DIRECTIVE
Return the material exactly as supplied, apart from the pictures, which are omitted.
— start —
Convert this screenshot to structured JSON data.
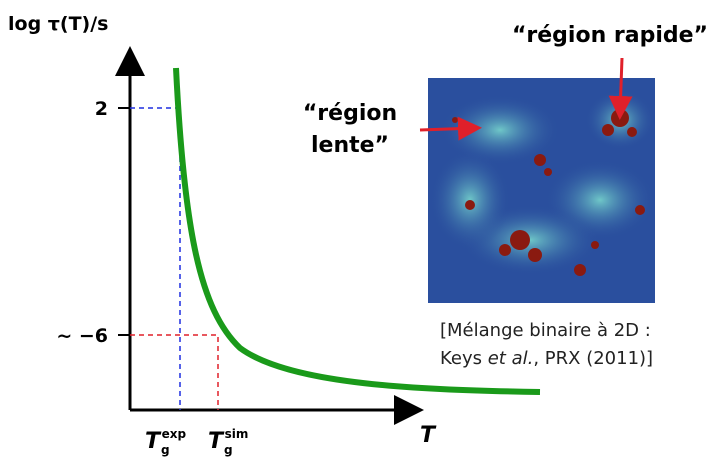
{
  "y_axis": {
    "label": "log τ(T)/s",
    "ticks": [
      "2",
      "~ −6"
    ]
  },
  "x_axis": {
    "label": "T",
    "ticks": [
      {
        "symbol": "T",
        "subscript": "g",
        "superscript": "exp"
      },
      {
        "symbol": "T",
        "subscript": "g",
        "superscript": "sim"
      }
    ]
  },
  "annotations": {
    "fast": "“région rapide”",
    "slow": [
      "“région",
      "lente”"
    ]
  },
  "caption": {
    "line1": "[Mélange binaire à 2D :",
    "line2": [
      "Keys ",
      "et al.",
      ", PRX (2011)]"
    ]
  }
}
— end —
FINISHED EXERCISE
Convert this screenshot to structured JSON data.
{
  "y_axis": {
    "label": "log τ(T)/s",
    "ticks": [
      "2",
      "~ −6"
    ]
  },
  "x_axis": {
    "label": "T",
    "ticks": [
      {
        "symbol": "T",
        "subscript": "g",
        "superscript": "exp"
      },
      {
        "symbol": "T",
        "subscript": "g",
        "superscript": "sim"
      }
    ]
  },
  "annotations": {
    "fast": "“région rapide”",
    "slow": [
      "“région",
      "lente”"
    ]
  },
  "caption": {
    "line1": "[Mélange binaire à 2D :",
    "line2": [
      "Keys ",
      "et al.",
      ", PRX (2011)]"
    ]
  }
}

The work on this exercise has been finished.